Your task is to retype each line of the data below exactly.

Dataset excerpts |
+===+

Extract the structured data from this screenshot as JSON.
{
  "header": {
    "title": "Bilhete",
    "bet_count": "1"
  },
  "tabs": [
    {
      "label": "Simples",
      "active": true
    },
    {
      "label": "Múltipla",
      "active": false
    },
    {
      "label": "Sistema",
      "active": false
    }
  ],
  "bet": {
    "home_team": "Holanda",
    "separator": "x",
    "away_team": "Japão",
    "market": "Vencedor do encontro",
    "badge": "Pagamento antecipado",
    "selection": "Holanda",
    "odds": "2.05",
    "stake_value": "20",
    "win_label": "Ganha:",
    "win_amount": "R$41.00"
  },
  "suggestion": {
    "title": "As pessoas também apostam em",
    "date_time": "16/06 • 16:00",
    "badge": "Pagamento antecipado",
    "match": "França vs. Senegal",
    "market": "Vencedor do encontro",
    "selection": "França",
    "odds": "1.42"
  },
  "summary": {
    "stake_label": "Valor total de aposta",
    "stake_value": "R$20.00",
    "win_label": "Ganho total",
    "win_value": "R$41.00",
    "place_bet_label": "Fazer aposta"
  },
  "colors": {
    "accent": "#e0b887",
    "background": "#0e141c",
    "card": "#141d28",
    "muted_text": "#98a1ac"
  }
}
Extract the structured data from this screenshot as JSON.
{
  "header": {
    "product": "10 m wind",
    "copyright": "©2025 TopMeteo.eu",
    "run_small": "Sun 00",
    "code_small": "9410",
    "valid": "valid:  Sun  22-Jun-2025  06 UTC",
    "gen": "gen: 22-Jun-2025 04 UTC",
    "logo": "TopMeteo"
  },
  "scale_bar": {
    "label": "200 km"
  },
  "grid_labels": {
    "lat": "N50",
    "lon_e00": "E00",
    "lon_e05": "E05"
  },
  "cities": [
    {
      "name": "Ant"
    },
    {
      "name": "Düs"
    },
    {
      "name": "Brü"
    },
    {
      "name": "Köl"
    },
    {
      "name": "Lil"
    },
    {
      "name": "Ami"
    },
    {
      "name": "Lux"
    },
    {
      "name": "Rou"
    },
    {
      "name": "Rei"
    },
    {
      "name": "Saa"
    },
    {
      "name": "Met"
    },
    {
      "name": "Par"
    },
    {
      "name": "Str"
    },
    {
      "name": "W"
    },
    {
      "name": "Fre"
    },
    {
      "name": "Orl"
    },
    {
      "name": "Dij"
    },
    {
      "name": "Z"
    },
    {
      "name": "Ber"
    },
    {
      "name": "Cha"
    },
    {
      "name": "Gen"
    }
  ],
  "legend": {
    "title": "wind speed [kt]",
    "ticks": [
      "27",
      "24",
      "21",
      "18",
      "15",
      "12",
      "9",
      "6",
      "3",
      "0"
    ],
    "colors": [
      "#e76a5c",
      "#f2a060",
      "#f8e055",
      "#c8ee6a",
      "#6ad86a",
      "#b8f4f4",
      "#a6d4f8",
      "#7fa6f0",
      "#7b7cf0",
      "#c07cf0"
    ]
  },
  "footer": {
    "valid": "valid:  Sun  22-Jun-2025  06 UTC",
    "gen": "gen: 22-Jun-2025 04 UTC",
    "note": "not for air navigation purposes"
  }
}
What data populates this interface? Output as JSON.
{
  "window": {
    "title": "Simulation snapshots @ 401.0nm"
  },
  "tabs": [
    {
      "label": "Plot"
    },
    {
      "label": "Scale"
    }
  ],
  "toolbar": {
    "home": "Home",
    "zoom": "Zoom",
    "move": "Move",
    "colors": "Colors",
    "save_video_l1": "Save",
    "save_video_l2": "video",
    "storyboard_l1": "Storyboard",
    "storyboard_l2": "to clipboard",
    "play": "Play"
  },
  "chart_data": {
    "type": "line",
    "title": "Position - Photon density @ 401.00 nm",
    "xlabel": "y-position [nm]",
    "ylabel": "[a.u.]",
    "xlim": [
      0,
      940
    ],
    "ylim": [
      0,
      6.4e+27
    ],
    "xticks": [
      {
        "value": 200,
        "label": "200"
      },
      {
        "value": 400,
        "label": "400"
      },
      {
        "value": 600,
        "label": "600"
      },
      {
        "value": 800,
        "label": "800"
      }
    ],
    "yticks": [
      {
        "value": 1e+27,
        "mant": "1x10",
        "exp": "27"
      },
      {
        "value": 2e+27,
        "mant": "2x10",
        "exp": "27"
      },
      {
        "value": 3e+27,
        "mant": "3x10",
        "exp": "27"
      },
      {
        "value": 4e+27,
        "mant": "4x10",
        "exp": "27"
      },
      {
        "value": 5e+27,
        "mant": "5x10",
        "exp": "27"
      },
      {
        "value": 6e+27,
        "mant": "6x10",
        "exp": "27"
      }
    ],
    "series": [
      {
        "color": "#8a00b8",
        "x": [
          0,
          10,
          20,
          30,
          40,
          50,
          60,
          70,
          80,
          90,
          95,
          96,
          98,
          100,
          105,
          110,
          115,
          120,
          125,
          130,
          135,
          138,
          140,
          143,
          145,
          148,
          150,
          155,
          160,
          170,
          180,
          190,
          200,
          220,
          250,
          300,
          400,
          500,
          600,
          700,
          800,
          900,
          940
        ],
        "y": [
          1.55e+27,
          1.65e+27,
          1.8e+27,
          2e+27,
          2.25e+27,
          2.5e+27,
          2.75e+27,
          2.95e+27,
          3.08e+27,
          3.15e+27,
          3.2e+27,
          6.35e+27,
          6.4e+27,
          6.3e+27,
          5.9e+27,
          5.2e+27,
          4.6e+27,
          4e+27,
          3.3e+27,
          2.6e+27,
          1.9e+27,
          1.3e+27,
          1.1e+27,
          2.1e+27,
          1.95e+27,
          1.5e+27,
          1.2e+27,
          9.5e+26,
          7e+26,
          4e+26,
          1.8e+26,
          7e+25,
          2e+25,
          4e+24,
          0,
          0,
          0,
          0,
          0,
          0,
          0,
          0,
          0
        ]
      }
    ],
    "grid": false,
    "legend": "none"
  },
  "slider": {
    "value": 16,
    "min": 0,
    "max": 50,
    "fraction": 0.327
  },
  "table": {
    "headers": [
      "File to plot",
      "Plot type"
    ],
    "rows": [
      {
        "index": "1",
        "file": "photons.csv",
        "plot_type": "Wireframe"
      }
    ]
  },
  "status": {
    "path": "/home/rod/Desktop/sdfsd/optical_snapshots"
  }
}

+===+

Solution |
Extract the structured data from this screenshot as JSON.
{
  "header": {
    "title": "Bilhete",
    "bet_count": "1"
  },
  "tabs": [
    {
      "label": "Simples",
      "active": true
    },
    {
      "label": "Múltipla",
      "active": false
    },
    {
      "label": "Sistema",
      "active": false
    }
  ],
  "bet": {
    "home_team": "Holanda",
    "separator": "x",
    "away_team": "Japão",
    "market": "Vencedor do encontro",
    "badge": "Pagamento antecipado",
    "selection": "Holanda",
    "odds": "2.05",
    "stake_value": "20",
    "win_label": "Ganha:",
    "win_amount": "R$41.00"
  },
  "suggestion": {
    "title": "As pessoas também apostam em",
    "date_time": "16/06 • 16:00",
    "badge": "Pagamento antecipado",
    "match": "França vs. Senegal",
    "market": "Vencedor do encontro",
    "selection": "França",
    "odds": "1.42"
  },
  "summary": {
    "stake_label": "Valor total de aposta",
    "stake_value": "R$20.00",
    "win_label": "Ganho total",
    "win_value": "R$41.00",
    "place_bet_label": "Fazer aposta"
  },
  "colors": {
    "accent": "#e0b887",
    "background": "#0e141c",
    "card": "#141d28",
    "muted_text": "#98a1ac"
  }
}
Extract the structured data from this screenshot as JSON.
{
  "header": {
    "product": "10 m wind",
    "copyright": "©2025 TopMeteo.eu",
    "run_small": "Sun 00",
    "code_small": "9410",
    "valid": "valid:  Sun  22-Jun-2025  06 UTC",
    "gen": "gen: 22-Jun-2025 04 UTC",
    "logo": "TopMeteo"
  },
  "scale_bar": {
    "label": "200 km"
  },
  "grid_labels": {
    "lat": "N50",
    "lon_e00": "E00",
    "lon_e05": "E05"
  },
  "cities": [
    {
      "name": "Ant"
    },
    {
      "name": "Düs"
    },
    {
      "name": "Brü"
    },
    {
      "name": "Köl"
    },
    {
      "name": "Lil"
    },
    {
      "name": "Ami"
    },
    {
      "name": "Lux"
    },
    {
      "name": "Rou"
    },
    {
      "name": "Rei"
    },
    {
      "name": "Saa"
    },
    {
      "name": "Met"
    },
    {
      "name": "Par"
    },
    {
      "name": "Str"
    },
    {
      "name": "W"
    },
    {
      "name": "Fre"
    },
    {
      "name": "Orl"
    },
    {
      "name": "Dij"
    },
    {
      "name": "Z"
    },
    {
      "name": "Ber"
    },
    {
      "name": "Cha"
    },
    {
      "name": "Gen"
    }
  ],
  "legend": {
    "title": "wind speed [kt]",
    "ticks": [
      "27",
      "24",
      "21",
      "18",
      "15",
      "12",
      "9",
      "6",
      "3",
      "0"
    ],
    "colors": [
      "#e76a5c",
      "#f2a060",
      "#f8e055",
      "#c8ee6a",
      "#6ad86a",
      "#b8f4f4",
      "#a6d4f8",
      "#7fa6f0",
      "#7b7cf0",
      "#c07cf0"
    ]
  },
  "footer": {
    "valid": "valid:  Sun  22-Jun-2025  06 UTC",
    "gen": "gen: 22-Jun-2025 04 UTC",
    "note": "not for air navigation purposes"
  }
}
What data populates this interface? Output as JSON.
{
  "window": {
    "title": "Simulation snapshots @ 401.0nm"
  },
  "tabs": [
    {
      "label": "Plot"
    },
    {
      "label": "Scale"
    }
  ],
  "toolbar": {
    "home": "Home",
    "zoom": "Zoom",
    "move": "Move",
    "colors": "Colors",
    "save_video_l1": "Save",
    "save_video_l2": "video",
    "storyboard_l1": "Storyboard",
    "storyboard_l2": "to clipboard",
    "play": "Play"
  },
  "chart_data": {
    "type": "line",
    "title": "Position - Photon density @ 401.00 nm",
    "xlabel": "y-position [nm]",
    "ylabel": "[a.u.]",
    "xlim": [
      0,
      940
    ],
    "ylim": [
      0,
      6.4e+27
    ],
    "xticks": [
      {
        "value": 200,
        "label": "200"
      },
      {
        "value": 400,
        "label": "400"
      },
      {
        "value": 600,
        "label": "600"
      },
      {
        "value": 800,
        "label": "800"
      }
    ],
    "yticks": [
      {
        "value": 1e+27,
        "mant": "1x10",
        "exp": "27"
      },
      {
        "value": 2e+27,
        "mant": "2x10",
        "exp": "27"
      },
      {
        "value": 3e+27,
        "mant": "3x10",
        "exp": "27"
      },
      {
        "value": 4e+27,
        "mant": "4x10",
        "exp": "27"
      },
      {
        "value": 5e+27,
        "mant": "5x10",
        "exp": "27"
      },
      {
        "value": 6e+27,
        "mant": "6x10",
        "exp": "27"
      }
    ],
    "series": [
      {
        "color": "#8a00b8",
        "x": [
          0,
          10,
          20,
          30,
          40,
          50,
          60,
          70,
          80,
          90,
          95,
          96,
          98,
          100,
          105,
          110,
          115,
          120,
          125,
          130,
          135,
          138,
          140,
          143,
          145,
          148,
          150,
          155,
          160,
          170,
          180,
          190,
          200,
          220,
          250,
          300,
          400,
          500,
          600,
          700,
          800,
          900,
          940
        ],
        "y": [
          1.55e+27,
          1.65e+27,
          1.8e+27,
          2e+27,
          2.25e+27,
          2.5e+27,
          2.75e+27,
          2.95e+27,
          3.08e+27,
          3.15e+27,
          3.2e+27,
          6.35e+27,
          6.4e+27,
          6.3e+27,
          5.9e+27,
          5.2e+27,
          4.6e+27,
          4e+27,
          3.3e+27,
          2.6e+27,
          1.9e+27,
          1.3e+27,
          1.1e+27,
          2.1e+27,
          1.95e+27,
          1.5e+27,
          1.2e+27,
          9.5e+26,
          7e+26,
          4e+26,
          1.8e+26,
          7e+25,
          2e+25,
          4e+24,
          0,
          0,
          0,
          0,
          0,
          0,
          0,
          0,
          0
        ]
      }
    ],
    "grid": false,
    "legend": "none"
  },
  "slider": {
    "value": 16,
    "min": 0,
    "max": 50,
    "fraction": 0.327
  },
  "table": {
    "headers": [
      "File to plot",
      "Plot type"
    ],
    "rows": [
      {
        "index": "1",
        "file": "photons.csv",
        "plot_type": "Wireframe"
      }
    ]
  },
  "status": {
    "path": "/home/rod/Desktop/sdfsd/optical_snapshots"
  }
}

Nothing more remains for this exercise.